··· Records for the exercise

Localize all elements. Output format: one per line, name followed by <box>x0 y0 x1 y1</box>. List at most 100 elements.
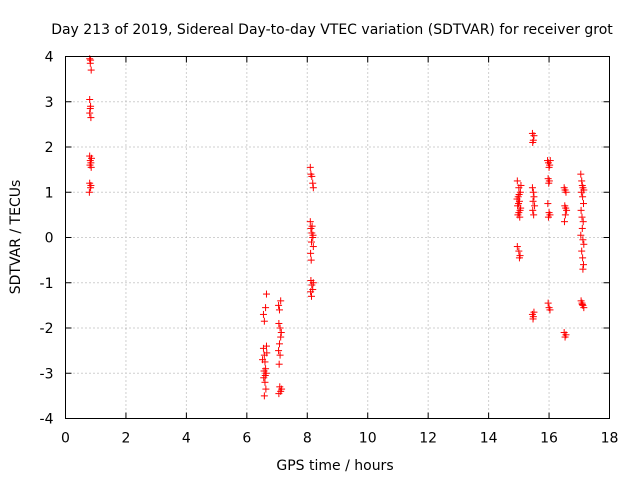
data-point <box>262 385 270 393</box>
data-point <box>580 240 588 248</box>
x-tick-label: 18 <box>601 431 619 447</box>
chart-title: Day 213 of 2019, Sidereal Day-to-day VTE… <box>51 22 613 38</box>
data-point <box>513 195 521 203</box>
data-point <box>528 184 536 192</box>
data-point <box>306 163 314 171</box>
data-point <box>578 247 586 255</box>
data-point <box>563 206 571 214</box>
data-point <box>308 172 316 180</box>
data-point <box>307 249 315 257</box>
x-tick-label: 14 <box>480 431 498 447</box>
data-point <box>278 385 286 393</box>
data-point <box>306 218 314 226</box>
data-point <box>309 179 317 187</box>
data-point <box>578 224 586 232</box>
data-point <box>577 206 585 214</box>
data-point <box>513 177 521 185</box>
data-point <box>275 390 283 398</box>
data-point <box>579 193 587 201</box>
data-point <box>577 170 585 178</box>
data-point <box>87 114 95 122</box>
data-point <box>580 304 588 312</box>
x-tick-label: 6 <box>242 431 251 447</box>
data-point <box>513 243 521 251</box>
data-point <box>260 392 268 400</box>
data-point <box>307 288 315 296</box>
data-points <box>85 55 588 400</box>
data-point <box>275 347 283 355</box>
data-point <box>309 279 317 287</box>
plot-frame <box>65 56 610 419</box>
x-tick-label: 16 <box>540 431 558 447</box>
data-point <box>529 197 537 205</box>
data-point <box>260 317 268 325</box>
y-tick-label: -3 <box>40 366 54 382</box>
data-point <box>261 372 269 380</box>
data-point <box>529 188 537 196</box>
x-tick-label: 8 <box>303 431 312 447</box>
data-point <box>309 231 317 239</box>
data-point <box>275 360 283 368</box>
data-point <box>262 304 270 312</box>
data-point <box>545 179 553 187</box>
y-tick-label: -4 <box>40 412 54 428</box>
data-point <box>578 213 586 221</box>
y-tick-label: 2 <box>45 140 54 156</box>
data-point <box>515 247 523 255</box>
data-point <box>530 132 538 140</box>
x-tick-label: 4 <box>182 431 191 447</box>
data-point <box>87 56 95 64</box>
data-point <box>516 213 524 221</box>
x-tick-label: 12 <box>419 431 437 447</box>
data-point <box>86 109 94 117</box>
data-point <box>275 340 283 348</box>
data-point <box>85 188 93 196</box>
data-point <box>275 301 283 309</box>
data-point <box>577 231 585 239</box>
data-point <box>529 138 537 146</box>
data-point <box>515 254 523 262</box>
data-point <box>515 200 523 208</box>
data-point <box>530 193 538 201</box>
data-point <box>578 177 586 185</box>
x-tick-label: 10 <box>359 431 377 447</box>
data-point <box>309 184 317 192</box>
data-point <box>544 213 552 221</box>
data-point <box>529 315 537 323</box>
data-point <box>544 299 552 307</box>
data-point <box>308 222 316 230</box>
y-tick-labels: -4 -3 -2 -1 0 1 2 3 4 <box>40 50 54 428</box>
data-point <box>259 310 267 318</box>
data-point <box>276 351 284 359</box>
data-point <box>275 306 283 314</box>
y-axis-title: SDTVAR / TECUs <box>8 180 24 295</box>
data-point <box>546 157 554 165</box>
x-tick-labels: 0 2 4 6 8 10 12 14 16 18 <box>61 431 618 447</box>
data-point <box>262 290 270 298</box>
data-point <box>578 300 586 308</box>
data-point <box>307 256 315 264</box>
data-point <box>277 329 285 337</box>
data-point <box>86 105 94 113</box>
data-point <box>560 218 568 226</box>
y-tick-label: 0 <box>45 231 54 247</box>
data-point <box>309 243 317 251</box>
data-point <box>259 356 267 364</box>
data-point <box>275 319 283 327</box>
data-point <box>561 211 569 219</box>
data-point <box>263 349 271 357</box>
data-point <box>261 378 269 386</box>
data-point <box>277 297 285 305</box>
data-point <box>577 188 585 196</box>
data-point <box>529 206 537 214</box>
data-point <box>580 261 588 269</box>
x-tick-label: 0 <box>61 431 70 447</box>
y-tick-label: 3 <box>45 95 54 111</box>
data-point <box>87 181 95 189</box>
data-point <box>308 292 316 300</box>
data-point <box>277 333 285 341</box>
data-point <box>87 163 95 171</box>
data-point <box>579 265 587 273</box>
x-axis-title: GPS time / hours <box>276 458 393 474</box>
data-point <box>531 202 539 210</box>
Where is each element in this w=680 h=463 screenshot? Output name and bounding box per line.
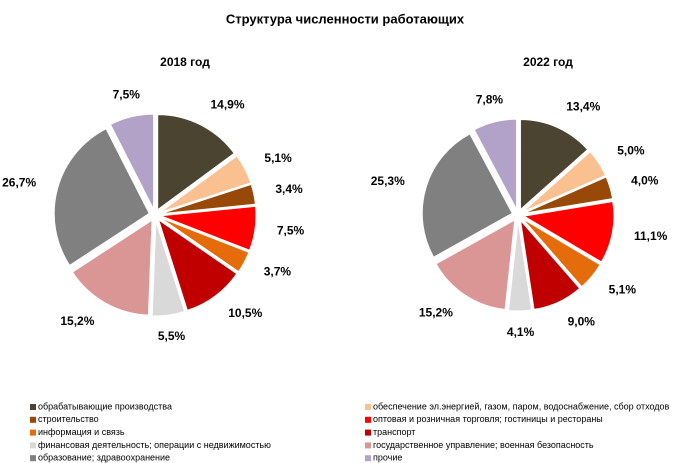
data-label: 4,1%	[507, 325, 535, 339]
data-label: 5,0%	[617, 143, 645, 157]
legend-label: образование; здравоохранение	[38, 453, 170, 463]
pie-slice	[519, 218, 581, 310]
pie-slice	[160, 217, 250, 273]
legend-swatch	[365, 455, 371, 462]
legend-label: оптовая и розничная торговля; гостиницы …	[373, 414, 603, 424]
pie-slice	[160, 155, 252, 213]
legend-label: обеспечение эл.энергией, газом, паром, в…	[373, 401, 670, 411]
legend-swatch	[30, 455, 36, 462]
pie-slice	[160, 183, 256, 215]
data-label: 10,5%	[228, 306, 262, 320]
pie-slice	[71, 219, 153, 316]
data-label: 5,5%	[158, 329, 186, 343]
pie-slice	[522, 218, 601, 288]
legend-label: обрабатывающие производства	[38, 401, 172, 411]
data-label: 15,2%	[419, 306, 453, 320]
pie-slice	[421, 133, 513, 258]
data-label: 13,4%	[566, 99, 600, 113]
chart-title: Структура численности работающих	[226, 11, 465, 26]
legend-swatch	[30, 442, 36, 449]
data-label: 15,2%	[60, 314, 94, 328]
data-label: 14,9%	[210, 97, 244, 111]
data-label: 25,3%	[371, 174, 405, 188]
data-label: 26,7%	[2, 175, 36, 189]
data-label: 4,0%	[631, 174, 659, 188]
chart-subtitle: 2022 год	[523, 55, 573, 69]
data-label: 11,1%	[634, 229, 668, 243]
pie-slice	[151, 220, 186, 317]
pie-slice	[522, 151, 607, 213]
pie-slice	[435, 219, 516, 311]
pie-slice	[157, 218, 238, 311]
pie-slice	[109, 113, 155, 210]
pie-slice	[157, 114, 235, 211]
pie-slice	[53, 128, 150, 267]
data-label: 3,7%	[264, 265, 292, 279]
data-label: 7,5%	[113, 88, 141, 102]
chart-subtitle: 2018 год	[160, 55, 210, 69]
data-label: 7,5%	[277, 224, 305, 238]
data-label: 9,0%	[568, 314, 596, 328]
legend-swatch	[365, 442, 371, 449]
legend-swatch	[30, 416, 36, 423]
legend-swatch	[365, 416, 371, 423]
data-label: 5,1%	[609, 283, 637, 297]
pie-slice	[473, 118, 518, 210]
legend-label: финансовая деятельность; операции с недв…	[38, 440, 271, 450]
legend-swatch	[365, 429, 371, 436]
legend-label: прочие	[373, 453, 402, 463]
data-label: 3,4%	[275, 182, 303, 196]
pie-slice	[522, 200, 615, 263]
legend-swatch	[30, 404, 36, 410]
legend-label: информация и связь	[38, 427, 125, 437]
legend-label: транспорт	[373, 427, 415, 437]
data-label: 5,1%	[264, 151, 292, 165]
legend-label: государственное управление; военная безо…	[373, 440, 594, 450]
data-label: 7,8%	[476, 93, 504, 107]
pie-slice	[519, 119, 589, 211]
pie-slice	[507, 220, 533, 312]
legend-label: строительство	[38, 414, 99, 424]
pie-slice	[523, 176, 614, 214]
legend-swatch	[365, 404, 371, 410]
legend-swatch	[30, 429, 36, 436]
pie-slice	[160, 205, 257, 251]
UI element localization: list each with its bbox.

······

*Task to carry out*
Retype the lines starting with the one that has "data-point <box>262 385 270 393</box>" and ending after the one that has "data-point <box>529 138 537 146</box>".

*Solution for this exercise*
data-point <box>262 385 270 393</box>
data-point <box>580 240 588 248</box>
x-tick-label: 18 <box>601 431 619 447</box>
chart-title: Day 213 of 2019, Sidereal Day-to-day VTE… <box>51 22 613 38</box>
data-point <box>513 195 521 203</box>
data-point <box>528 184 536 192</box>
data-point <box>306 163 314 171</box>
data-point <box>578 247 586 255</box>
data-point <box>563 206 571 214</box>
data-point <box>308 172 316 180</box>
data-point <box>307 249 315 257</box>
x-tick-label: 14 <box>480 431 498 447</box>
data-point <box>278 385 286 393</box>
data-point <box>306 218 314 226</box>
data-point <box>309 179 317 187</box>
data-point <box>578 224 586 232</box>
data-point <box>577 206 585 214</box>
data-point <box>513 177 521 185</box>
data-point <box>275 390 283 398</box>
data-point <box>579 193 587 201</box>
data-point <box>577 170 585 178</box>
data-point <box>87 114 95 122</box>
data-point <box>580 304 588 312</box>
x-tick-label: 6 <box>242 431 251 447</box>
data-point <box>513 243 521 251</box>
data-point <box>260 392 268 400</box>
data-point <box>307 288 315 296</box>
data-points <box>85 55 588 400</box>
data-point <box>275 347 283 355</box>
data-point <box>309 279 317 287</box>
plot-frame <box>65 56 610 419</box>
x-tick-label: 16 <box>540 431 558 447</box>
data-point <box>529 197 537 205</box>
data-point <box>260 317 268 325</box>
y-tick-label: -3 <box>40 366 54 382</box>
data-point <box>261 372 269 380</box>
data-point <box>529 188 537 196</box>
x-tick-label: 8 <box>303 431 312 447</box>
data-point <box>309 231 317 239</box>
data-point <box>275 360 283 368</box>
data-point <box>262 304 270 312</box>
data-point <box>545 179 553 187</box>
y-tick-label: -4 <box>40 412 54 428</box>
data-point <box>578 213 586 221</box>
y-tick-label: 2 <box>45 140 54 156</box>
data-point <box>515 247 523 255</box>
data-point <box>530 132 538 140</box>
x-tick-label: 4 <box>182 431 191 447</box>
data-point <box>87 56 95 64</box>
data-point <box>516 213 524 221</box>
x-tick-label: 12 <box>419 431 437 447</box>
data-point <box>86 109 94 117</box>
data-point <box>275 340 283 348</box>
data-point <box>85 188 93 196</box>
data-point <box>275 301 283 309</box>
data-point <box>577 231 585 239</box>
data-point <box>529 138 537 146</box>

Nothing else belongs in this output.